PROBLEM STATEMENT
Scan the entries below and report only how many lines contain "sectionTitle".

## Begin STORED DATA

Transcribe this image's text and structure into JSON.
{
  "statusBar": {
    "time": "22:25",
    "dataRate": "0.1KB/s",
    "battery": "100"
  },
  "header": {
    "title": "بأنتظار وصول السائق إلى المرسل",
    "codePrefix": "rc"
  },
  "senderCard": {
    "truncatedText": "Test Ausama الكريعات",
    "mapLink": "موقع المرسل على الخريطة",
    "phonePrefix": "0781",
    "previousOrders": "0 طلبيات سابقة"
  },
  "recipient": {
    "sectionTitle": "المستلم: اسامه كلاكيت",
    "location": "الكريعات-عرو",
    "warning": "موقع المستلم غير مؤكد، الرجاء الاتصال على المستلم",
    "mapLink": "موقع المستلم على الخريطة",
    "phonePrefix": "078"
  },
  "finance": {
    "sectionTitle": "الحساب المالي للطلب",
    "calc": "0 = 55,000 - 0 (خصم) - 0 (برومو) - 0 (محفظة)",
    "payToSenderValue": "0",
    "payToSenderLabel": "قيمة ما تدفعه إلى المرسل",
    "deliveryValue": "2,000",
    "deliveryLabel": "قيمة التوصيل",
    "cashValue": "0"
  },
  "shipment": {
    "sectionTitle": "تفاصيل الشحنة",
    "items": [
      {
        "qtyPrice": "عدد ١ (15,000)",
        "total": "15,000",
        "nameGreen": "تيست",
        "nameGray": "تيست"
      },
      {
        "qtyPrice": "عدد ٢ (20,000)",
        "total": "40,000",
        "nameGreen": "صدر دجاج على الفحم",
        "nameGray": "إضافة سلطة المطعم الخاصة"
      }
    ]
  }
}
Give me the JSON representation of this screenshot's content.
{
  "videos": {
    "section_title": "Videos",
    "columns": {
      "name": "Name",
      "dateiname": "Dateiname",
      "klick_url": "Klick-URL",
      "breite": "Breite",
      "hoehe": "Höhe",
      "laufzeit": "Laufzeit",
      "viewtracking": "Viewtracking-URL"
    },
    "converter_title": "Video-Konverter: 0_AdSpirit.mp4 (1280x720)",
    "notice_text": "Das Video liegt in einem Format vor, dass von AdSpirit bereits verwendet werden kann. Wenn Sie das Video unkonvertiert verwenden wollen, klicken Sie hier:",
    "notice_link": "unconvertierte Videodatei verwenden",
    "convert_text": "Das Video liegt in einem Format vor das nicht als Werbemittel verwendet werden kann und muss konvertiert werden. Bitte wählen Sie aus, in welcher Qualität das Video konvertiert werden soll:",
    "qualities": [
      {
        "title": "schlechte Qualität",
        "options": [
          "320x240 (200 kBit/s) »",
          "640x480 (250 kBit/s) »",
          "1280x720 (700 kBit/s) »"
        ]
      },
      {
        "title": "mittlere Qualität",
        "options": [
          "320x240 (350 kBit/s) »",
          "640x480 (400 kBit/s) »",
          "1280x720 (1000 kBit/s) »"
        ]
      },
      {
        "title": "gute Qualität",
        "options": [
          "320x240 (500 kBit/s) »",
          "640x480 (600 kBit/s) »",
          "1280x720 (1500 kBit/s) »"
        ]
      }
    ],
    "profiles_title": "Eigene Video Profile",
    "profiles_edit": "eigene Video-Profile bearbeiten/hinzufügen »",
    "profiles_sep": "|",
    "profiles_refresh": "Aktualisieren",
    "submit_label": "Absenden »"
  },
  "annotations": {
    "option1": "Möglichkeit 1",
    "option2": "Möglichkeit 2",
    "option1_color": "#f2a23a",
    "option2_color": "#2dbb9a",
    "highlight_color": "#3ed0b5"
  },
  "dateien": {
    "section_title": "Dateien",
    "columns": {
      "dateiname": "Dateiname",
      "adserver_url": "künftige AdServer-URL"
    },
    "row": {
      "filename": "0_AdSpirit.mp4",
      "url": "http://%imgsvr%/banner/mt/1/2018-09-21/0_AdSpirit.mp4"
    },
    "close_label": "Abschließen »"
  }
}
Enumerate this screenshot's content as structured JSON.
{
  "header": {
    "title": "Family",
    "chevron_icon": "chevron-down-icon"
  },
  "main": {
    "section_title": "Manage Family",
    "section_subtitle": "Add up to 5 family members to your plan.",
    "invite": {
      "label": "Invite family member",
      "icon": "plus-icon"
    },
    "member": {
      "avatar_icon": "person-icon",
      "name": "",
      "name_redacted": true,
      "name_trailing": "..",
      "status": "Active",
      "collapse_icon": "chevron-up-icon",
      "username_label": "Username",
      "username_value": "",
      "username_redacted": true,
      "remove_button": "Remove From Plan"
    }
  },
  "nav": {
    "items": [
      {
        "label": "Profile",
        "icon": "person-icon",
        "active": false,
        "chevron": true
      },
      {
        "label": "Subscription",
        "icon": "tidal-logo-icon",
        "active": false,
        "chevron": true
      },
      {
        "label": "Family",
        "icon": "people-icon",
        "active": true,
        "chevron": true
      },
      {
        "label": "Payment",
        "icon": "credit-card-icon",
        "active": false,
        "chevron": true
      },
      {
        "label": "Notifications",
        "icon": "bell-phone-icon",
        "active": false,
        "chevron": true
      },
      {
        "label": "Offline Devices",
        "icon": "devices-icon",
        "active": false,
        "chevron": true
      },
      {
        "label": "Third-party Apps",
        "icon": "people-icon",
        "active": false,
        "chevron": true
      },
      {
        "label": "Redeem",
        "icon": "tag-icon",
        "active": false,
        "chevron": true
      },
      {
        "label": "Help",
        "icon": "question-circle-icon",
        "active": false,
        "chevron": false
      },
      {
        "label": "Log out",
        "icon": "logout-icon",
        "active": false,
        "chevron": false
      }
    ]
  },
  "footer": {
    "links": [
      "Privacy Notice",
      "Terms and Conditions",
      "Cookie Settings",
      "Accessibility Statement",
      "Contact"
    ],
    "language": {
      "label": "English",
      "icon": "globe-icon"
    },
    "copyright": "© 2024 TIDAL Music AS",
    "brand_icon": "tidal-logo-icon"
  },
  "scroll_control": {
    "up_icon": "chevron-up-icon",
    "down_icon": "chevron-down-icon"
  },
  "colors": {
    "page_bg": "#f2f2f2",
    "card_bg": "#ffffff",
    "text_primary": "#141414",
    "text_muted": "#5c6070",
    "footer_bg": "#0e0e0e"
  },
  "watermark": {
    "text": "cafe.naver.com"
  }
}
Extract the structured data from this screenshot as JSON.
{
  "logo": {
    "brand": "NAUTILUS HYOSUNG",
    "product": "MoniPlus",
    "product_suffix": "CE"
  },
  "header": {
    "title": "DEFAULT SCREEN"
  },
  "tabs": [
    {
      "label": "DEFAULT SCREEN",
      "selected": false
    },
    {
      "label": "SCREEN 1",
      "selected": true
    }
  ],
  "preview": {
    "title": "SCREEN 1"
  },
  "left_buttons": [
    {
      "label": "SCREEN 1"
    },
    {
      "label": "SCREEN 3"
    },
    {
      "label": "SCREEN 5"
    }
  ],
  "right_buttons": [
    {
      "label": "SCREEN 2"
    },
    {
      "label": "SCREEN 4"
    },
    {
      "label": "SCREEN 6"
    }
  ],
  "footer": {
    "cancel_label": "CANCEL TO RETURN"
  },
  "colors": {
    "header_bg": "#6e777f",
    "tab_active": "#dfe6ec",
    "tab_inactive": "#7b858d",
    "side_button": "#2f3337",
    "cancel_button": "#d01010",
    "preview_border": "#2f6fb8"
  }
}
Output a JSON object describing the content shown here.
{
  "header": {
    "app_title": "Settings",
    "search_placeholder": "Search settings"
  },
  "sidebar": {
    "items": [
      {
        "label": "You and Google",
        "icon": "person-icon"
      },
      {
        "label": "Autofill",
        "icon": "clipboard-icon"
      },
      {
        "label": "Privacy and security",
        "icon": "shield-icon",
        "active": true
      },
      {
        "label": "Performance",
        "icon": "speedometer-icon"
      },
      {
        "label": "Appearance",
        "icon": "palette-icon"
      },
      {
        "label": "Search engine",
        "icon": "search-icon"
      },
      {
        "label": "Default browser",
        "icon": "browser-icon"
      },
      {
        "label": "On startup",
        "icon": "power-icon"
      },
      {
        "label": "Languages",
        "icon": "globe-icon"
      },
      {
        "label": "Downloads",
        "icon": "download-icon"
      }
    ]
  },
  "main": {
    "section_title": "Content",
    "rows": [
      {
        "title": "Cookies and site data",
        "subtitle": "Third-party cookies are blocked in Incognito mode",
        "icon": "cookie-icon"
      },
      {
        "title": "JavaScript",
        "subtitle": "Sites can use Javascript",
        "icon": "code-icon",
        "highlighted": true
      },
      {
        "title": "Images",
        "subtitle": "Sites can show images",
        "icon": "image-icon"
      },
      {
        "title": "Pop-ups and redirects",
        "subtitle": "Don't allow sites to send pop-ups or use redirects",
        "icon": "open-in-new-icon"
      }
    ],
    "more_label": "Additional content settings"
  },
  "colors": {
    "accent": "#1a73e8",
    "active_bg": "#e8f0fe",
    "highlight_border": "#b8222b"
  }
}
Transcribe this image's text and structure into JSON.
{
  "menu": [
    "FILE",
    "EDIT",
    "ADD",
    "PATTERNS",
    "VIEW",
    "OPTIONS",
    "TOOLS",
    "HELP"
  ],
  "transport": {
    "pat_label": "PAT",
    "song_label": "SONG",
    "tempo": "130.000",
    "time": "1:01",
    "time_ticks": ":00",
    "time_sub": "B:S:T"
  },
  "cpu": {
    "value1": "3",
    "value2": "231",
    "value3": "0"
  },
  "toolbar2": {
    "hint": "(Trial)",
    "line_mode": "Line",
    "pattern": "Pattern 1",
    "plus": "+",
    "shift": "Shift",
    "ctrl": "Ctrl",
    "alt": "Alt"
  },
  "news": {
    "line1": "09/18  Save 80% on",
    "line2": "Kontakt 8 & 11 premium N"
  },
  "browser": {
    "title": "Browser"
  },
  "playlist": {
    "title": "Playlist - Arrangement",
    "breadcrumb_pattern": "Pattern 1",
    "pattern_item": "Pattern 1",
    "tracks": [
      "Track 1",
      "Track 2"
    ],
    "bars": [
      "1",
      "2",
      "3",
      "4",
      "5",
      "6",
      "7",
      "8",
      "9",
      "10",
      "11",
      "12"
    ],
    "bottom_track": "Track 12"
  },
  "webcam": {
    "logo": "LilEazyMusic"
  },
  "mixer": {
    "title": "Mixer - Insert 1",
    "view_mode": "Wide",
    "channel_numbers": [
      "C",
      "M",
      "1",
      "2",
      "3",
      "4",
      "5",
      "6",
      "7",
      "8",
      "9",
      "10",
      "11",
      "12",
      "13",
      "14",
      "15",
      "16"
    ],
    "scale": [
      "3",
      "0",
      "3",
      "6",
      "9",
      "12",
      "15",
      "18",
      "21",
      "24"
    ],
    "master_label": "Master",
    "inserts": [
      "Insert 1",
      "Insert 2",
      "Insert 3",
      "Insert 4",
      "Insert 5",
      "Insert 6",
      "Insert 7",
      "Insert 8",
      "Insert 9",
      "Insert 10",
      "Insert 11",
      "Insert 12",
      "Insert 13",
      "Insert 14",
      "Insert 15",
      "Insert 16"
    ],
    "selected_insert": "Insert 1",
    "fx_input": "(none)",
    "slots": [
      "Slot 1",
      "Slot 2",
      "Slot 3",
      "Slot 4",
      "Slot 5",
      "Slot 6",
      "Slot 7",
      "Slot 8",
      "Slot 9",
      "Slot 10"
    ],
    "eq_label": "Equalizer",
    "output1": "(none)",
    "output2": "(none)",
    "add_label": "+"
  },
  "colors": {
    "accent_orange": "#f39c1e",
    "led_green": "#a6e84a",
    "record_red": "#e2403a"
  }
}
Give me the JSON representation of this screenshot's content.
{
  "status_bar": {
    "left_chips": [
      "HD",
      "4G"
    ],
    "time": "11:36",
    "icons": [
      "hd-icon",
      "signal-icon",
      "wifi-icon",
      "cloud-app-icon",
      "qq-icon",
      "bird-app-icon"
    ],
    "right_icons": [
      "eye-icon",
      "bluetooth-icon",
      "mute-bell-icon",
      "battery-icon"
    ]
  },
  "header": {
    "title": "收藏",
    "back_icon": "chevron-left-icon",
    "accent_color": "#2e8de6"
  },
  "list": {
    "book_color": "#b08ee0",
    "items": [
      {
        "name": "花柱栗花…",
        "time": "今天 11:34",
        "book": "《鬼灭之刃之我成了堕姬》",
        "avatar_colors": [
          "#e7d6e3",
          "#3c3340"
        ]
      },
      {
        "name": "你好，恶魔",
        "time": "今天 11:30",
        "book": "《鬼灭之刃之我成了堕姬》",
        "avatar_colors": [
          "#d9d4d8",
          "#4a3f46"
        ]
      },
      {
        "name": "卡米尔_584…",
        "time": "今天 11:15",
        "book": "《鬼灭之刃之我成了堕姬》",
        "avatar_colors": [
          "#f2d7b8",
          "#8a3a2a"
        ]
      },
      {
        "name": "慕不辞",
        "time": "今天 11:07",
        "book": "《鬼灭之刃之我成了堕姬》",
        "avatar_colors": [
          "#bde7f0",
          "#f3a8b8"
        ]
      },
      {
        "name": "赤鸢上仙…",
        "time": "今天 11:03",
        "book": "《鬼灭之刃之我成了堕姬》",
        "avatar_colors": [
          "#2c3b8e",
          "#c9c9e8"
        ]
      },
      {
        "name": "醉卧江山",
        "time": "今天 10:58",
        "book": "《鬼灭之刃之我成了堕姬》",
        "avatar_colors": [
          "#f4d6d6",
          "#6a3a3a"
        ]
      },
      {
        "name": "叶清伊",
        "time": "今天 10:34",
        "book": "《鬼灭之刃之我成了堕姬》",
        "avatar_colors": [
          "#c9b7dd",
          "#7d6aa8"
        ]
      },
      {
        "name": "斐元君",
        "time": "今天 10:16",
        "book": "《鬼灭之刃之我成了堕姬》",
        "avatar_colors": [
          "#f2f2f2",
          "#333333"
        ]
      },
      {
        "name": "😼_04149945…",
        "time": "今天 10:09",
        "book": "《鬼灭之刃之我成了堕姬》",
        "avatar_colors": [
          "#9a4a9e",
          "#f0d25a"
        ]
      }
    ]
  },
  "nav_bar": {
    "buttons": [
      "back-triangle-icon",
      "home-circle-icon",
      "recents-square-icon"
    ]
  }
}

## End STORED DATA

IN RESPONSE
3